:: Task to carry out ::
All entries must be repeated exactly; do not include the pictures.

━━━━━━━━━━

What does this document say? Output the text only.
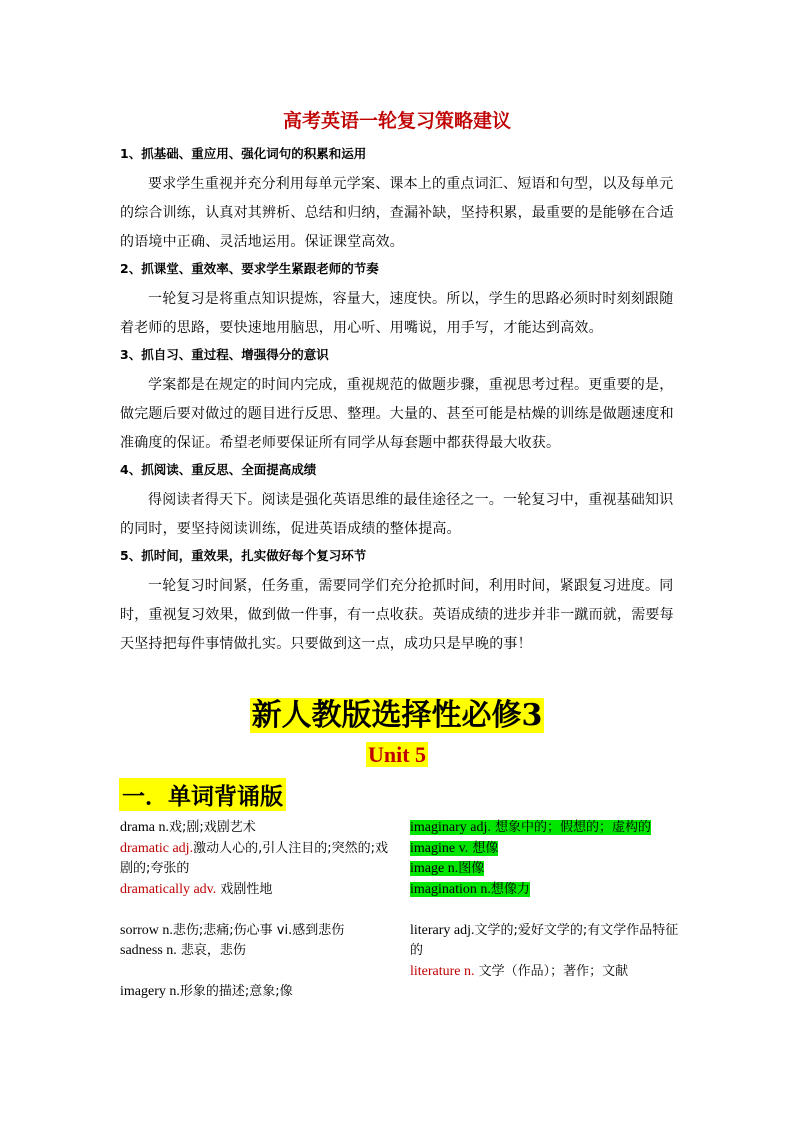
高考英语一轮复习策略建议
1、抓基础、重应用、强化词句的积累和运用

要求学生重视并充分利用每单元学案、课本上的重点词汇、短语和句型，以及每单元的综合训练，认真对其辨析、总结和归纳，查漏补缺，坚持积累，最重要的是能够在合适的语境中正确、灵活地运用。保证课堂高效。

2、抓课堂、重效率、要求学生紧跟老师的节奏

一轮复习是将重点知识提炼，容量大，速度快。所以，学生的思路必须时时刻刻跟随着老师的思路，要快速地用脑思，用心听、用嘴说，用手写，才能达到高效。

3、抓自习、重过程、增强得分的意识

学案都是在规定的时间内完成，重视规范的做题步骤，重视思考过程。更重要的是，做完题后要对做过的题目进行反思、整理。大量的、甚至可能是枯燥的训练是做题速度和准确度的保证。希望老师要保证所有同学从每套题中都获得最大收获。

4、抓阅读、重反思、全面提高成绩

得阅读者得天下。阅读是强化英语思维的最佳途径之一。一轮复习中，重视基础知识的同时，要坚持阅读训练，促进英语成绩的整体提高。

5、抓时间，重效果，扎实做好每个复习环节

一轮复习时间紧，任务重，需要同学们充分抢抓时间，利用时间，紧跟复习进度。同时，重视复习效果，做到做一件事，有一点收获。英语成绩的进步并非一蹴而就，需要每天坚持把每件事情做扎实。只要做到这一点，成功只是早晚的事！

新人教版选择性必修3
Unit 5
一．单词背诵版
drama n.戏;剧;戏剧艺术
dramatic adj.激动人心的,引人注目的;突然的;戏剧的;夸张的
dramatically adv. 戏剧性地
sorrow n.悲伤;悲痛;伤心事 vi.感到悲伤
sadness n. 悲哀，悲伤
imagery n.形象的描述;意象;像
imaginary adj. 想象中的；假想的；虚构的
imagine v. 想像
image n.图像
imagination n.想像力
literary adj.文学的;爱好文学的;有文学作品特征的
literature n. 文学（作品）；著作；文献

━━━━━━━━━━

:: Result of this task ::
What does this document say? Output the text only.
高考英语一轮复习策略建议
1、抓基础、重应用、强化词句的积累和运用

要求学生重视并充分利用每单元学案、课本上的重点词汇、短语和句型，以及每单元的综合训练，认真对其辨析、总结和归纳，查漏补缺，坚持积累，最重要的是能够在合适的语境中正确、灵活地运用。保证课堂高效。

2、抓课堂、重效率、要求学生紧跟老师的节奏

一轮复习是将重点知识提炼，容量大，速度快。所以，学生的思路必须时时刻刻跟随着老师的思路，要快速地用脑思，用心听、用嘴说，用手写，才能达到高效。

3、抓自习、重过程、增强得分的意识

学案都是在规定的时间内完成，重视规范的做题步骤，重视思考过程。更重要的是，做完题后要对做过的题目进行反思、整理。大量的、甚至可能是枯燥的训练是做题速度和准确度的保证。希望老师要保证所有同学从每套题中都获得最大收获。

4、抓阅读、重反思、全面提高成绩

得阅读者得天下。阅读是强化英语思维的最佳途径之一。一轮复习中，重视基础知识的同时，要坚持阅读训练，促进英语成绩的整体提高。

5、抓时间，重效果，扎实做好每个复习环节

一轮复习时间紧，任务重，需要同学们充分抢抓时间，利用时间，紧跟复习进度。同时，重视复习效果，做到做一件事，有一点收获。英语成绩的进步并非一蹴而就，需要每天坚持把每件事情做扎实。只要做到这一点，成功只是早晚的事！

新人教版选择性必修3
Unit 5
一．单词背诵版
drama n.戏;剧;戏剧艺术
dramatic adj.激动人心的,引人注目的;突然的;戏剧的;夸张的
dramatically adv. 戏剧性地
sorrow n.悲伤;悲痛;伤心事 vi.感到悲伤
sadness n. 悲哀，悲伤
imagery n.形象的描述;意象;像
imaginary adj. 想象中的；假想的；虚构的
imagine v. 想像
image n.图像
imagination n.想像力
literary adj.文学的;爱好文学的;有文学作品特征的
literature n. 文学（作品）；著作；文献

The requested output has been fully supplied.